INPUT ROWS:
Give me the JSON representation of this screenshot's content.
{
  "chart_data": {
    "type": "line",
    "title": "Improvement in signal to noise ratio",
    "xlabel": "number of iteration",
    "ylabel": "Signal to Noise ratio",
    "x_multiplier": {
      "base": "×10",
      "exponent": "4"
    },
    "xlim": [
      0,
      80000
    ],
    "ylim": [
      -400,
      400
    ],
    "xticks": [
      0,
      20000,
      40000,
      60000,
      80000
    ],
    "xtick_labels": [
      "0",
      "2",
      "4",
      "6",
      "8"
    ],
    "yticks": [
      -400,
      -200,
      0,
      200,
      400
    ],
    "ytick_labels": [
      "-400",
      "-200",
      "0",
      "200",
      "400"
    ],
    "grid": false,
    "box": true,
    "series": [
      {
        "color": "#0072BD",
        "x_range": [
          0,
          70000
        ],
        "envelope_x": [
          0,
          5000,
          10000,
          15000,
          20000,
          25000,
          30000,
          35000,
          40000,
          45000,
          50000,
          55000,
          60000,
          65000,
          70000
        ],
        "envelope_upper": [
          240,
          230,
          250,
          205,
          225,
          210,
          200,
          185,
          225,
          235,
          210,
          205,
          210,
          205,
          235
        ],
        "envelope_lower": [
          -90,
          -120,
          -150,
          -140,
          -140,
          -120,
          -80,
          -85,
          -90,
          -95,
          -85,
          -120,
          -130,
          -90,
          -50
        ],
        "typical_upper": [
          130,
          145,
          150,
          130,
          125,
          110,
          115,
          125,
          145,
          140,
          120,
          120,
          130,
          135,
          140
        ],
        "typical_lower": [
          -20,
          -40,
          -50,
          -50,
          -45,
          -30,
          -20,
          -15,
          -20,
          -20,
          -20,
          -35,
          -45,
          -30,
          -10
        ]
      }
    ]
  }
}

OBJECTIVE: Return every record above exactly as it appears.

RESPONSE FOR THIS EXERCISE:
Give me the JSON representation of this screenshot's content.
{
  "chart_data": {
    "type": "line",
    "title": "Improvement in signal to noise ratio",
    "xlabel": "number of iteration",
    "ylabel": "Signal to Noise ratio",
    "x_multiplier": {
      "base": "×10",
      "exponent": "4"
    },
    "xlim": [
      0,
      80000
    ],
    "ylim": [
      -400,
      400
    ],
    "xticks": [
      0,
      20000,
      40000,
      60000,
      80000
    ],
    "xtick_labels": [
      "0",
      "2",
      "4",
      "6",
      "8"
    ],
    "yticks": [
      -400,
      -200,
      0,
      200,
      400
    ],
    "ytick_labels": [
      "-400",
      "-200",
      "0",
      "200",
      "400"
    ],
    "grid": false,
    "box": true,
    "series": [
      {
        "color": "#0072BD",
        "x_range": [
          0,
          70000
        ],
        "envelope_x": [
          0,
          5000,
          10000,
          15000,
          20000,
          25000,
          30000,
          35000,
          40000,
          45000,
          50000,
          55000,
          60000,
          65000,
          70000
        ],
        "envelope_upper": [
          240,
          230,
          250,
          205,
          225,
          210,
          200,
          185,
          225,
          235,
          210,
          205,
          210,
          205,
          235
        ],
        "envelope_lower": [
          -90,
          -120,
          -150,
          -140,
          -140,
          -120,
          -80,
          -85,
          -90,
          -95,
          -85,
          -120,
          -130,
          -90,
          -50
        ],
        "typical_upper": [
          130,
          145,
          150,
          130,
          125,
          110,
          115,
          125,
          145,
          140,
          120,
          120,
          130,
          135,
          140
        ],
        "typical_lower": [
          -20,
          -40,
          -50,
          -50,
          -45,
          -30,
          -20,
          -15,
          -20,
          -20,
          -20,
          -35,
          -45,
          -30,
          -10
        ]
      }
    ]
  }
}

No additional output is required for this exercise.